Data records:
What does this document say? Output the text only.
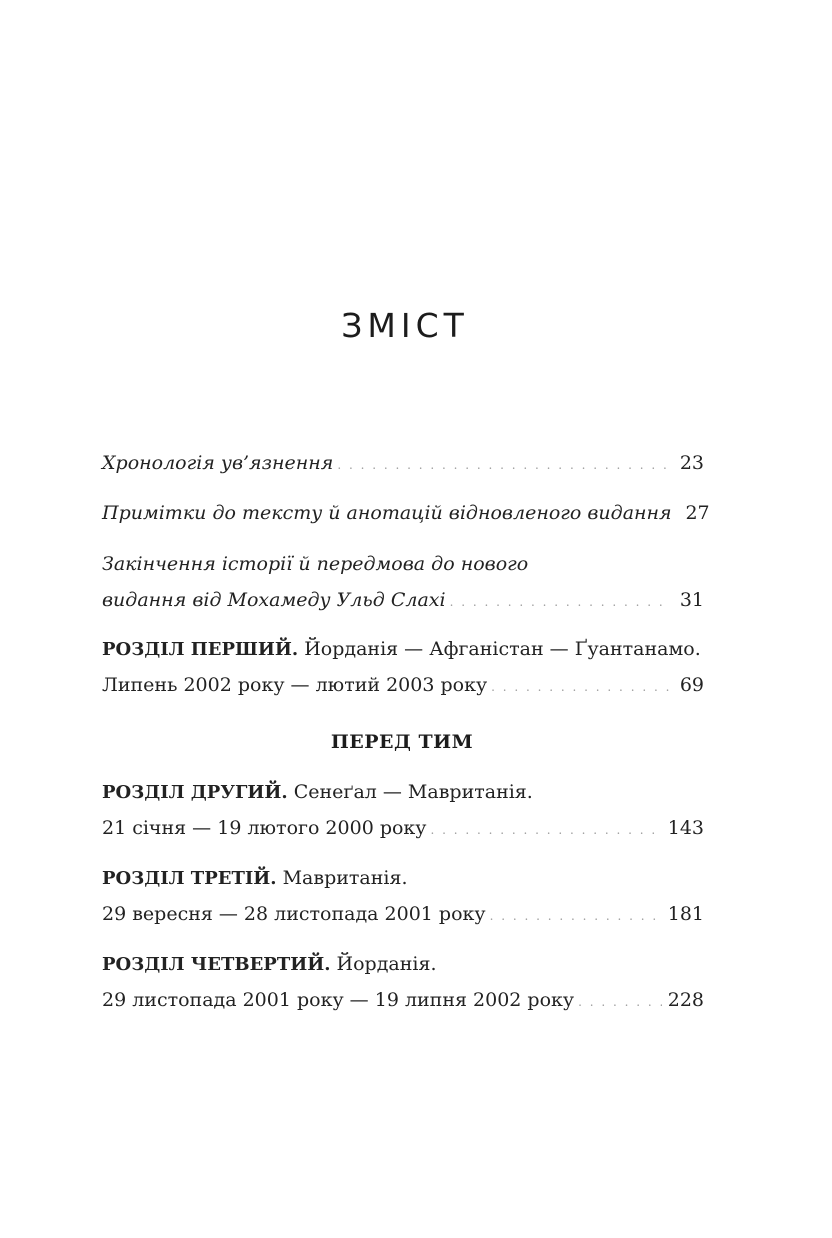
ЗМІСТ
Хронологія ув’язнення . . .	23
Примітки до тексту й анотацій відновленого видання 27
Закінчення історії й передмова до нового
видання від Мохамеду Ульд Слахі . . .	31
РОЗДІЛ ПЕРШИЙ. Йорданія — Афганістан — Ґуантанамо.
Липень 2002 року — лютий 2003 року . . .	69
ПЕРЕД ТИМ
РОЗДІЛ ДРУГИЙ. Сенеґал — Мавританія.
21 січня — 19 лютого 2000 року . . .	143
РОЗДІЛ ТРЕТІЙ. Мавританія.
29 вересня — 28 листопада 2001 року . . .	181
РОЗДІЛ ЧЕТВЕРТИЙ. Йорданія.
29 листопада 2001 року — 19 липня 2002 року . . .	228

WRITTEN EXERCISE:
Copy all of the entries verbatim, leaving out any pictures they contain.

FINAL RESULT:
What does this document say? Output the text only.
ЗМІСТ
Хронологія ув’язнення . . .	23
Примітки до тексту й анотацій відновленого видання 27
Закінчення історії й передмова до нового
видання від Мохамеду Ульд Слахі . . .	31
РОЗДІЛ ПЕРШИЙ. Йорданія — Афганістан — Ґуантанамо.
Липень 2002 року — лютий 2003 року . . .	69
ПЕРЕД ТИМ
РОЗДІЛ ДРУГИЙ. Сенеґал — Мавританія.
21 січня — 19 лютого 2000 року . . .	143
РОЗДІЛ ТРЕТІЙ. Мавританія.
29 вересня — 28 листопада 2001 року . . .	181
РОЗДІЛ ЧЕТВЕРТИЙ. Йорданія.
29 листопада 2001 року — 19 липня 2002 року . . .	228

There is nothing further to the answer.